● **Exercise instructions**
Beneath this sentence is a set of records; write each of them out exactly.
Begin
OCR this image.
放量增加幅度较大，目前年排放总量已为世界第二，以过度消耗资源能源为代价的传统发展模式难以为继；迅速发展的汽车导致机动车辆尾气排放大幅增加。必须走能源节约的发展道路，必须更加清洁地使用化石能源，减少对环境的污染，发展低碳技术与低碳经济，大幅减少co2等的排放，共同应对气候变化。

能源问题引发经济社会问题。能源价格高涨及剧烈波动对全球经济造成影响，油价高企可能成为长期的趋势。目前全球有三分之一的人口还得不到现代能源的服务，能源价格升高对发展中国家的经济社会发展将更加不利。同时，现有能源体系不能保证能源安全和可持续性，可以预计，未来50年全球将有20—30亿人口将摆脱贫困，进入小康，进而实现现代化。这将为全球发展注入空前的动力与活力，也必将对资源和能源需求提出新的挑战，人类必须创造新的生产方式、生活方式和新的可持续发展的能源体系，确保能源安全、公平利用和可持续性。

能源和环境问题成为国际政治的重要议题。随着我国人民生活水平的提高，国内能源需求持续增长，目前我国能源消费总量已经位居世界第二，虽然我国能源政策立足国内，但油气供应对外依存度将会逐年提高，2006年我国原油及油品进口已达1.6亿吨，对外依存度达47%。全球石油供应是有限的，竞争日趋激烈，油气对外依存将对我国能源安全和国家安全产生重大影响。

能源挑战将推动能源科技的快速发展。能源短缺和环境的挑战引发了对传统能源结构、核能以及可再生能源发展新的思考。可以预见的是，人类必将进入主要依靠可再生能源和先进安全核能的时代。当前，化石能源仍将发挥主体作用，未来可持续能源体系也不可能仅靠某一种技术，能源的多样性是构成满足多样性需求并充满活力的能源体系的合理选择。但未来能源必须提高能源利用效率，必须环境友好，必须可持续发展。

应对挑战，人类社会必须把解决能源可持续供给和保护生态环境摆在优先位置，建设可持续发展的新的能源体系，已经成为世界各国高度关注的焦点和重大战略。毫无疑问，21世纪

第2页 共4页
End
● **Complete answer**
OCR this image.
放量增加幅度较大，目前年排放总量已为世界第二，以过度消耗资源能源为代价的传统发展模式难以为继；迅速发展的汽车导致机动车辆尾气排放大幅增加。必须走能源节约的发展道路，必须更加清洁地使用化石能源，减少对环境的污染，发展低碳技术与低碳经济，大幅减少co2等的排放，共同应对气候变化。

能源问题引发经济社会问题。能源价格高涨及剧烈波动对全球经济造成影响，油价高企可能成为长期的趋势。目前全球有三分之一的人口还得不到现代能源的服务，能源价格升高对发展中国家的经济社会发展将更加不利。同时，现有能源体系不能保证能源安全和可持续性，可以预计，未来50年全球将有20—30亿人口将摆脱贫困，进入小康，进而实现现代化。这将为全球发展注入空前的动力与活力，也必将对资源和能源需求提出新的挑战，人类必须创造新的生产方式、生活方式和新的可持续发展的能源体系，确保能源安全、公平利用和可持续性。

能源和环境问题成为国际政治的重要议题。随着我国人民生活水平的提高，国内能源需求持续增长，目前我国能源消费总量已经位居世界第二，虽然我国能源政策立足国内，但油气供应对外依存度将会逐年提高，2006年我国原油及油品进口已达1.6亿吨，对外依存度达47%。全球石油供应是有限的，竞争日趋激烈，油气对外依存将对我国能源安全和国家安全产生重大影响。

能源挑战将推动能源科技的快速发展。能源短缺和环境的挑战引发了对传统能源结构、核能以及可再生能源发展新的思考。可以预见的是，人类必将进入主要依靠可再生能源和先进安全核能的时代。当前，化石能源仍将发挥主体作用，未来可持续能源体系也不可能仅靠某一种技术，能源的多样性是构成满足多样性需求并充满活力的能源体系的合理选择。但未来能源必须提高能源利用效率，必须环境友好，必须可持续发展。

应对挑战，人类社会必须把解决能源可持续供给和保护生态环境摆在优先位置，建设可持续发展的新的能源体系，已经成为世界各国高度关注的焦点和重大战略。毫无疑问，21世纪

第2页 共4页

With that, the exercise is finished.